Find the line with "Type out the text in this image." in the data below. Repeat it and every line after it up to the end, exactly, but drop the pictures.

*** Available records

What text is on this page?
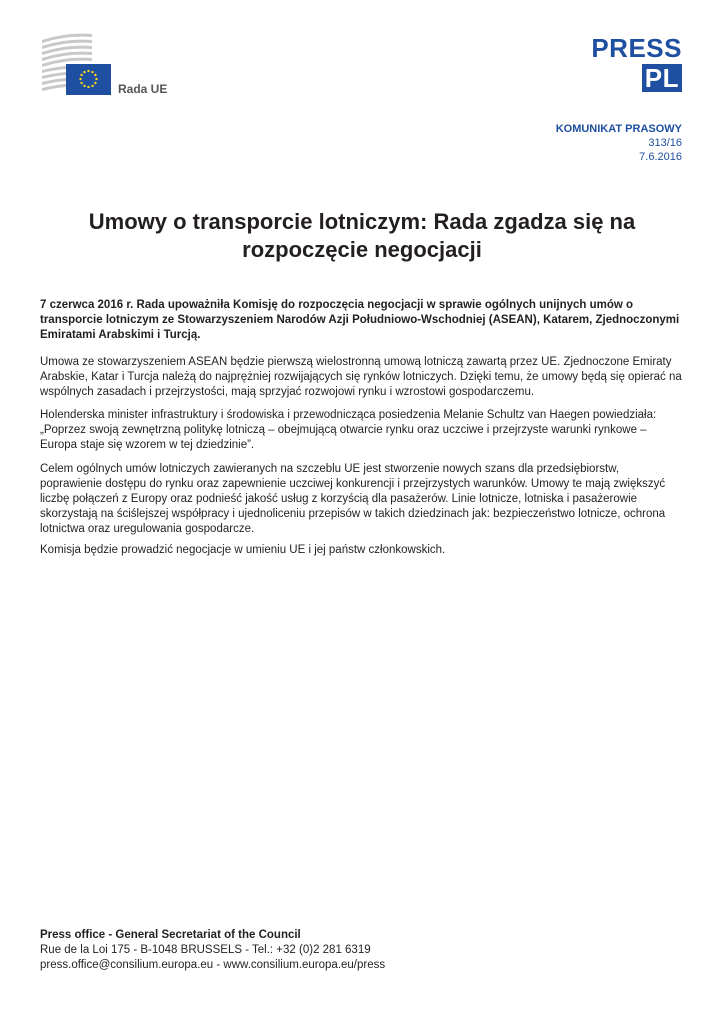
Rada UE
PRESS
PL
KOMUNIKAT PRASOWY
313/16
7.6.2016
Umowy o transporcie lotniczym: Rada zgadza się na rozpoczęcie negocjacji

7 czerwca 2016 r. Rada upoważniła Komisję do rozpoczęcia negocjacji w sprawie ogólnych unijnych umów o transporcie lotniczym ze Stowarzyszeniem Narodów Azji Południowo-Wschodniej (ASEAN), Katarem, Zjednoczonymi Emiratami Arabskimi i Turcją.

Umowa ze stowarzyszeniem ASEAN będzie pierwszą wielostronną umową lotniczą zawartą przez UE. Zjednoczone Emiraty Arabskie, Katar i Turcja należą do najprężniej rozwijających się rynków lotniczych. Dzięki temu, że umowy będą się opierać na wspólnych zasadach i przejrzystości, mają sprzyjać rozwojowi rynku i wzrostowi gospodarczemu.

Holenderska minister infrastruktury i środowiska i przewodnicząca posiedzenia Melanie Schultz van Haegen powiedziała: „Poprzez swoją zewnętrzną politykę lotniczą – obejmującą otwarcie rynku oraz uczciwe i przejrzyste warunki rynkowe – Europa staje się wzorem w tej dziedzinie”.

Celem ogólnych umów lotniczych zawieranych na szczeblu UE jest stworzenie nowych szans dla przedsiębiorstw, poprawienie dostępu do rynku oraz zapewnienie uczciwej konkurencji i przejrzystych warunków. Umowy te mają zwiększyć liczbę połączeń z Europy oraz podnieść jakość usług z korzyścią dla pasażerów. Linie lotnicze, lotniska i pasażerowie skorzystają na ściślejszej współpracy i ujednoliceniu przepisów w takich dziedzinach jak: bezpieczeństwo lotnicze, ochrona lotnictwa oraz uregulowania gospodarcze.

Komisja będzie prowadzić negocjacje w umieniu UE i jej państw członkowskich.

Press office - General Secretariat of the Council
Rue de la Loi 175 - B-1048 BRUSSELS - Tel.: +32 (0)2 281 6319
press.office@consilium.europa.eu - www.consilium.europa.eu/press
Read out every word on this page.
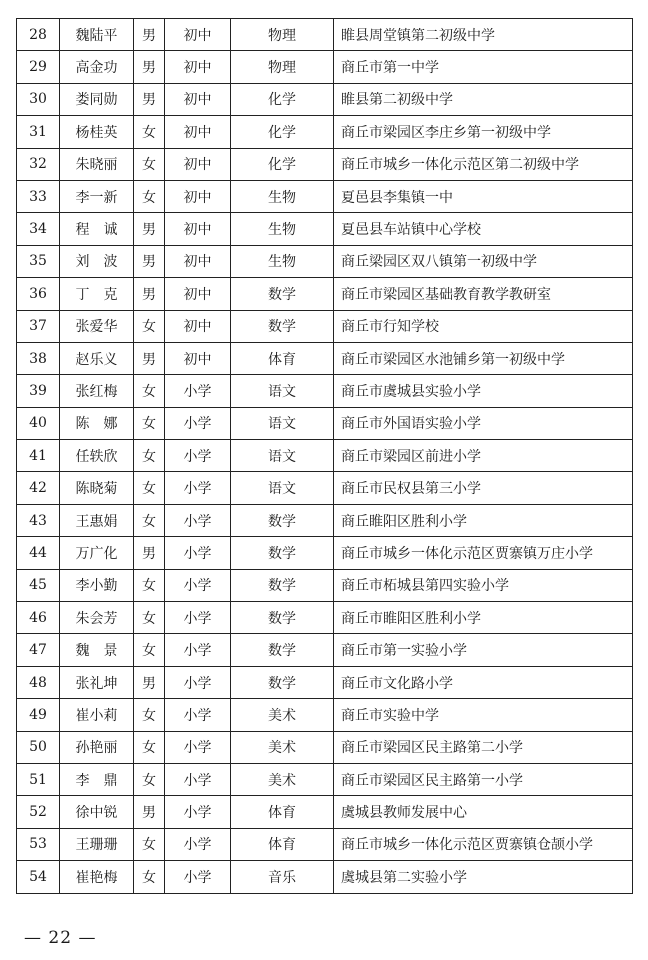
28	魏陆平	男	初中	物理	睢县周堂镇第二初级中学
29	高金功	男	初中	物理	商丘市第一中学
30	娄同勋	男	初中	化学	睢县第二初级中学
31	杨桂英	女	初中	化学	商丘市梁园区李庄乡第一初级中学
32	朱晓丽	女	初中	化学	商丘市城乡一体化示范区第二初级中学
33	李一新	女	初中	生物	夏邑县李集镇一中
34	程　诚	男	初中	生物	夏邑县车站镇中心学校
35	刘　波	男	初中	生物	商丘梁园区双八镇第一初级中学
36	丁　克	男	初中	数学	商丘市梁园区基础教育教学教研室
37	张爱华	女	初中	数学	商丘市行知学校
38	赵乐义	男	初中	体育	商丘市梁园区水池铺乡第一初级中学
39	张红梅	女	小学	语文	商丘市虞城县实验小学
40	陈　娜	女	小学	语文	商丘市外国语实验小学
41	任轶欣	女	小学	语文	商丘市梁园区前进小学
42	陈晓菊	女	小学	语文	商丘市民权县第三小学
43	王惠娟	女	小学	数学	商丘睢阳区胜利小学
44	万广化	男	小学	数学	商丘市城乡一体化示范区贾寨镇万庄小学
45	李小勤	女	小学	数学	商丘市柘城县第四实验小学
46	朱会芳	女	小学	数学	商丘市睢阳区胜利小学
47	魏　景	女	小学	数学	商丘市第一实验小学
48	张礼坤	男	小学	数学	商丘市文化路小学
49	崔小莉	女	小学	美术	商丘市实验中学
50	孙艳丽	女	小学	美术	商丘市梁园区民主路第二小学
51	李　鼎	女	小学	美术	商丘市梁园区民主路第一小学
52	徐中锐	男	小学	体育	虞城县教师发展中心
53	王珊珊	女	小学	体育	商丘市城乡一体化示范区贾寨镇仓颉小学
54	崔艳梅	女	小学	音乐	虞城县第二实验小学
— 22 —
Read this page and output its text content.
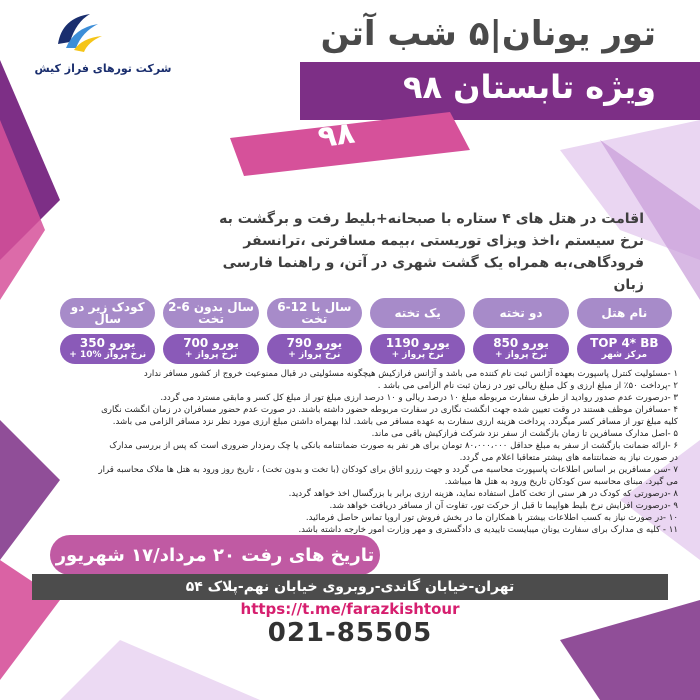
شرکت تورهای فراز کیش
تور یونان|۵ شب آتن
ویژه تابستان ۹۸
۹۸
اقامت در هتل های ۴ ستاره با صبحانه+بلیط رفت و برگشت به نرخ سیستم ،اخذ ویزای توریستی ،بیمه مسافرتی ،ترانسفر فرودگاهی،به همراه یک گشت شهری در آتن، و راهنما فارسی زبان
نام هتل
دو تخته
یک تخته
6-12 سال با تخت
2-6 سال بدون تخت
کودک زیر دو سال
TOP 4* BB
مرکز شهر
850 یورو
+ نرخ پرواز
1190 یورو
+ نرخ پرواز
790 یورو
+ نرخ پرواز
700 یورو
+ نرخ پرواز
350 یورو
+ 10% نرخ پرواز
۱ -مسئولیت کنترل پاسپورت بعهده آژانس ثبت نام کننده می باشد و آژانس فرازکیش هیچگونه مسئولیتی در قبال ممنوعیت خروج از کشور مسافر ندارد
۲ -پرداخت ۵۰٪ از مبلغ ارزی و کل مبلغ ریالی تور در زمان ثبت نام الزامی می باشد .
۳ -درصورت عدم صدور روادید از طرف سفارت مربوطه مبلغ ۱۰ درصد ریالی و ۱۰ درصد ارزی مبلغ تور از مبلغ کل کسر و مابقی مسترد می گردد.
۴ -مسافران موظف هستند در وقت تعیین شده جهت انگشت نگاری در سفارت مربوطه حضور داشته باشند. در صورت عدم حضور مسافران در زمان انگشت نگاری
کلیه مبلغ تور از مسافر کسر میگردد. پرداخت هزینه ارزی سفارت به عهده مسافر می باشد. لذا بهمراه داشتن مبلغ ارزی مورد نظر نزد مسافر الزامی می باشد.
۵ -اصل مدارک مسافرین تا زمان بازگشت از سفر نزد شرکت فرازکیش باقی می ماند.
۶ -ارائه ضمانت بازگشت از سفر به مبلغ حداقل ۸۰،۰۰۰،۰۰۰ تومان برای هر نفر به صورت ضمانتنامه بانکی یا چک رمزدار ضروری است که پس از بررسی مدارک
در صورت نیاز به ضمانتنامه های بیشتر متعاقبا اعلام می گردد.
۷ -سن مسافرین بر اساس اطلاعات پاسپورت محاسبه می گردد و جهت رزرو اتاق برای کودکان (با تخت و بدون تخت) ، تاریخ روز ورود به هتل ها ملاک محاسبه قرار
می گیرد. مبنای محاسبه سن کودکان تاریخ ورود به هتل ها میباشد.
۸ -درصورتی که کودک در هر سنی از تخت کامل استفاده نماید، هزینه ارزی برابر با بزرگسال اخذ خواهد گردید.
۹ -درصورت افزایش نرخ بلیط هواپیما تا قبل از حرکت تور، تفاوت آن از مسافر دریافت خواهد شد.
۱۰ -در صورت نیاز به کسب اطلاعات بیشتر با همکاران ما در بخش فروش تور اروپا تماس حاصل فرمائید.
۱۱ - کلیه ی مدارک برای سفارت یونان میبایست تاییدیه ی دادگستری و مهر وزارت امور خارجه داشته باشد.
تاریخ های رفت ۲۰ مرداد/۱۷ شهریور
تهران-خیابان گاندی-روبروی خیابان نهم-پلاک ۵۴
https://t.me/farazkishtour
021-85505
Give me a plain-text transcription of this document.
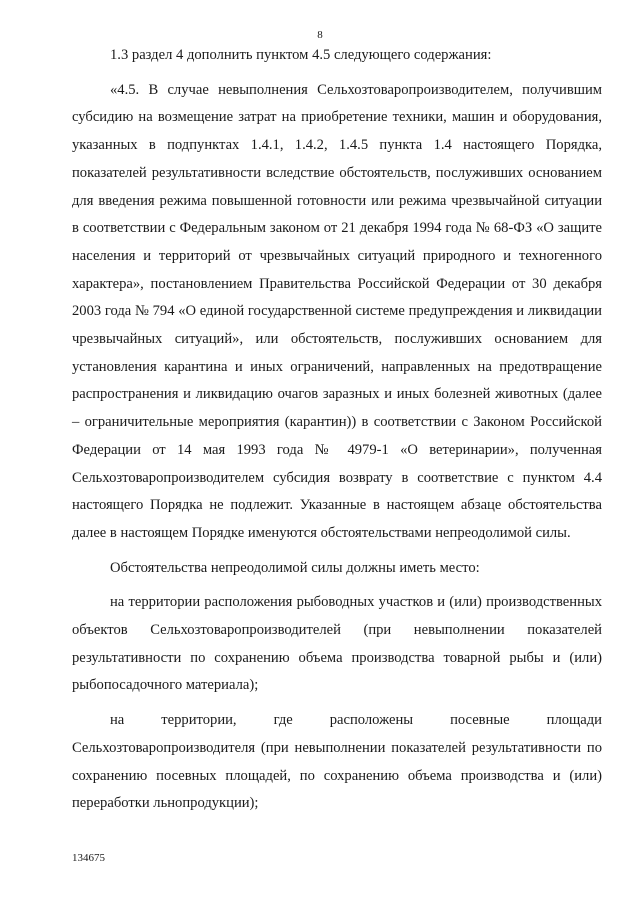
8

1.3 раздел 4 дополнить пунктом 4.5 следующего содержания:

«4.5. В случае невыполнения Сельхозтоваропроизводителем, получившим субсидию на возмещение затрат на приобретение техники, машин и оборудования, указанных в подпунктах 1.4.1, 1.4.2, 1.4.5 пункта 1.4 настоящего Порядка, показателей результативности вследствие обстоятельств, послуживших основанием для введения режима повышенной готовности или режима чрезвычайной ситуации в соответствии с Федеральным законом от 21 декабря 1994 года № 68-ФЗ «О защите населения и территорий от чрезвычайных ситуаций природного и техногенного характера», постановлением Правительства Российской Федерации от 30 декабря 2003 года № 794 «О единой государственной системе предупреждения и ликвидации чрезвычайных ситуаций», или обстоятельств, послуживших основанием для установления карантина и иных ограничений, направленных на предотвращение распространения и ликвидацию очагов заразных и иных болезней животных (далее – ограничительные мероприятия (карантин)) в соответствии с Законом Российской Федерации от 14 мая 1993 года № 4979-1 «О ветеринарии», полученная Сельхозтоваропроизводителем субсидия возврату в соответствие с пунктом 4.4 настоящего Порядка не подлежит. Указанные в настоящем абзаце обстоятельства далее в настоящем Порядке именуются обстоятельствами непреодолимой силы.

Обстоятельства непреодолимой силы должны иметь место:

на территории расположения рыбоводных участков и (или) производственных объектов Сельхозтоваропроизводителей (при невыполнении показателей результативности по сохранению объема производства товарной рыбы и (или) рыбопосадочного материала);

на территории, где расположены посевные площади Сельхозтоваропроизводителя (при невыполнении показателей результативности по сохранению посевных площадей, по сохранению объема производства и (или) переработки льнопродукции);

134675
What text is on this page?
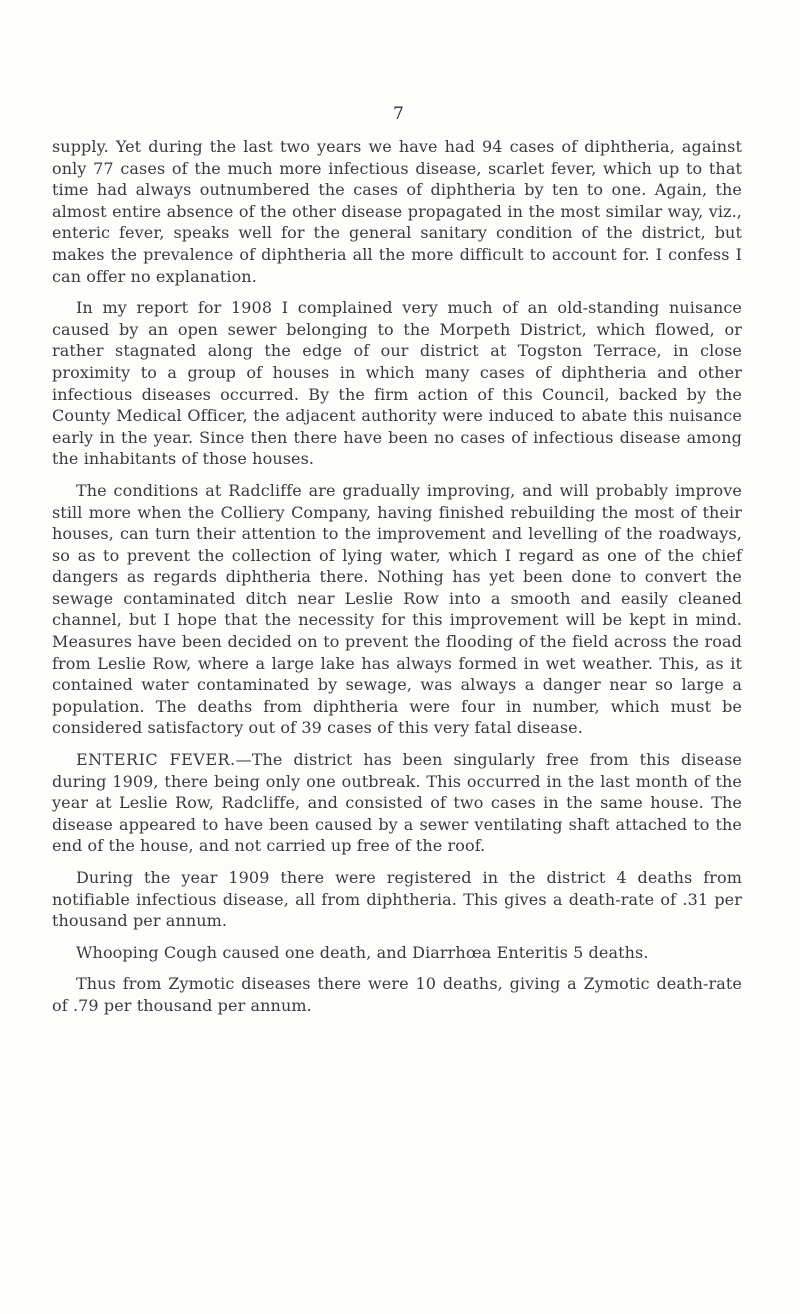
7

supply. Yet during the last two years we have had 94 cases of diphtheria, against only 77 cases of the much more infectious disease, scarlet fever, which up to that time had always outnumbered the cases of diphtheria by ten to one. Again, the almost entire absence of the other disease propagated in the most similar way, viz., enteric fever, speaks well for the general sanitary condition of the district, but makes the prevalence of diphtheria all the more difficult to account for. I confess I can offer no explanation.

In my report for 1908 I complained very much of an old-standing nuisance caused by an open sewer belonging to the Morpeth District, which flowed, or rather stagnated along the edge of our district at Togston Terrace, in close proximity to a group of houses in which many cases of diphtheria and other infectious diseases occurred. By the firm action of this Council, backed by the County Medical Officer, the adjacent authority were induced to abate this nuisance early in the year. Since then there have been no cases of infectious disease among the inhabitants of those houses.

The conditions at Radcliffe are gradually improving, and will probably improve still more when the Colliery Company, having finished rebuilding the most of their houses, can turn their attention to the improvement and levelling of the roadways, so as to prevent the collection of lying water, which I regard as one of the chief dangers as regards diphtheria there. Nothing has yet been done to convert the sewage contaminated ditch near Leslie Row into a smooth and easily cleaned channel, but I hope that the necessity for this improvement will be kept in mind. Measures have been decided on to prevent the flooding of the field across the road from Leslie Row, where a large lake has always formed in wet weather. This, as it contained water contaminated by sewage, was always a danger near so large a population. The deaths from diphtheria were four in number, which must be considered satisfactory out of 39 cases of this very fatal disease.

ENTERIC FEVER.—The district has been singularly free from this disease during 1909, there being only one outbreak. This occurred in the last month of the year at Leslie Row, Radcliffe, and consisted of two cases in the same house. The disease appeared to have been caused by a sewer ventilating shaft attached to the end of the house, and not carried up free of the roof.

During the year 1909 there were registered in the district 4 deaths from notifiable infectious disease, all from diphtheria. This gives a death-rate of .31 per thousand per annum.

Whooping Cough caused one death, and Diarrhœa Enteritis 5 deaths.

Thus from Zymotic diseases there were 10 deaths, giving a Zymotic death-rate of .79 per thousand per annum.
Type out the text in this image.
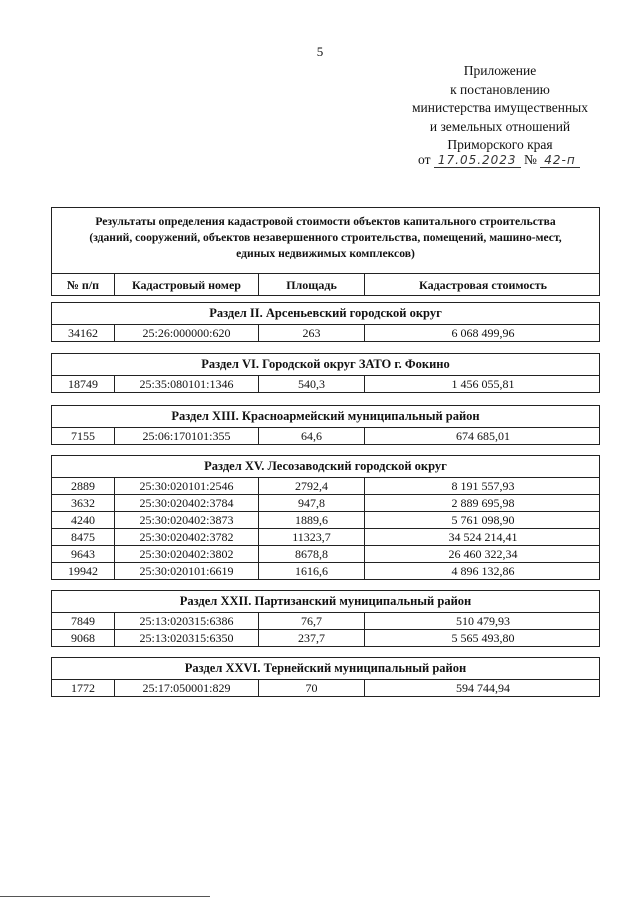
5
Приложение
к постановлению
министерства имущественных
и земельных отношений
Приморского края
от 17.05.2023 № 42-п
Результаты определения кадастровой стоимости объектов капитального строительства
(зданий, сооружений, объектов незавершенного строительства, помещений, машино-мест,
единых недвижимых комплексов)
№ п/п	Кадастровый номер	Площадь	Кадастровая стоимость
Раздел II. Арсеньевский городской округ
34162	25:26:000000:620	263	6 068 499,96
Раздел VI. Городской округ ЗАТО г. Фокино
18749	25:35:080101:1346	540,3	1 456 055,81
Раздел XIII. Красноармейский муниципальный район
7155	25:06:170101:355	64,6	674 685,01
Раздел XV. Лесозаводский городской округ
2889	25:30:020101:2546	2792,4	8 191 557,93
3632	25:30:020402:3784	947,8	2 889 695,98
4240	25:30:020402:3873	1889,6	5 761 098,90
8475	25:30:020402:3782	11323,7	34 524 214,41
9643	25:30:020402:3802	8678,8	26 460 322,34
19942	25:30:020101:6619	1616,6	4 896 132,86
Раздел XXII. Партизанский муниципальный район
7849	25:13:020315:6386	76,7	510 479,93
9068	25:13:020315:6350	237,7	5 565 493,80
Раздел XXVI. Тернейский муниципальный район
1772	25:17:050001:829	70	594 744,94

******

* Solution for this exercise:
Type out the text in this image.
5
Приложение
к постановлению
министерства имущественных
и земельных отношений
Приморского края
от 17.05.2023 № 42-п
Результаты определения кадастровой стоимости объектов капитального строительства
(зданий, сооружений, объектов незавершенного строительства, помещений, машино-мест,
единых недвижимых комплексов)
№ п/п	Кадастровый номер	Площадь	Кадастровая стоимость
Раздел II. Арсеньевский городской округ
34162	25:26:000000:620	263	6 068 499,96
Раздел VI. Городской округ ЗАТО г. Фокино
18749	25:35:080101:1346	540,3	1 456 055,81
Раздел XIII. Красноармейский муниципальный район
7155	25:06:170101:355	64,6	674 685,01
Раздел XV. Лесозаводский городской округ
2889	25:30:020101:2546	2792,4	8 191 557,93
3632	25:30:020402:3784	947,8	2 889 695,98
4240	25:30:020402:3873	1889,6	5 761 098,90
8475	25:30:020402:3782	11323,7	34 524 214,41
9643	25:30:020402:3802	8678,8	26 460 322,34
19942	25:30:020101:6619	1616,6	4 896 132,86
Раздел XXII. Партизанский муниципальный район
7849	25:13:020315:6386	76,7	510 479,93
9068	25:13:020315:6350	237,7	5 565 493,80
Раздел XXVI. Тернейский муниципальный район
1772	25:17:050001:829	70	594 744,94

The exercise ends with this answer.